Exercise:
Reproduce each line of the listing exactly.

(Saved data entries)
· · ·

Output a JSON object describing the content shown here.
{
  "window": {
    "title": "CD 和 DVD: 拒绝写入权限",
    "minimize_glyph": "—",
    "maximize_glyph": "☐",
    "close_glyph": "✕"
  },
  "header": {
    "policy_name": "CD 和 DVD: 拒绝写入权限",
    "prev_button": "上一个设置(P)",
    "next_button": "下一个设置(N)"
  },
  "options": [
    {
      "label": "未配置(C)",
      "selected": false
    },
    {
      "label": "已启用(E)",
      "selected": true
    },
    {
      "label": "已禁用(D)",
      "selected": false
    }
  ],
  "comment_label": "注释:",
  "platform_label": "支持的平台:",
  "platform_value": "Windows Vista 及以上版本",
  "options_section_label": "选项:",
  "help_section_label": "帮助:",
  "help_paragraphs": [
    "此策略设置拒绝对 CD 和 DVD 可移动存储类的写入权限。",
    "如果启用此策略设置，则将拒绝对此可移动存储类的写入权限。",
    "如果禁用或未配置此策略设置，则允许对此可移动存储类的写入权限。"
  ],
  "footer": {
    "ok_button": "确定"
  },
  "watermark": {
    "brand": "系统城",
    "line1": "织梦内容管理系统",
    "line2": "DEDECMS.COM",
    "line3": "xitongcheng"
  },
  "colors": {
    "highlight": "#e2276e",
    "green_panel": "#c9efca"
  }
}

· · ·

Written answer:
Output a JSON object describing the content shown here.
{
  "window": {
    "title": "CD 和 DVD: 拒绝写入权限",
    "minimize_glyph": "—",
    "maximize_glyph": "☐",
    "close_glyph": "✕"
  },
  "header": {
    "policy_name": "CD 和 DVD: 拒绝写入权限",
    "prev_button": "上一个设置(P)",
    "next_button": "下一个设置(N)"
  },
  "options": [
    {
      "label": "未配置(C)",
      "selected": false
    },
    {
      "label": "已启用(E)",
      "selected": true
    },
    {
      "label": "已禁用(D)",
      "selected": false
    }
  ],
  "comment_label": "注释:",
  "platform_label": "支持的平台:",
  "platform_value": "Windows Vista 及以上版本",
  "options_section_label": "选项:",
  "help_section_label": "帮助:",
  "help_paragraphs": [
    "此策略设置拒绝对 CD 和 DVD 可移动存储类的写入权限。",
    "如果启用此策略设置，则将拒绝对此可移动存储类的写入权限。",
    "如果禁用或未配置此策略设置，则允许对此可移动存储类的写入权限。"
  ],
  "footer": {
    "ok_button": "确定"
  },
  "watermark": {
    "brand": "系统城",
    "line1": "织梦内容管理系统",
    "line2": "DEDECMS.COM",
    "line3": "xitongcheng"
  },
  "colors": {
    "highlight": "#e2276e",
    "green_panel": "#c9efca"
  }
}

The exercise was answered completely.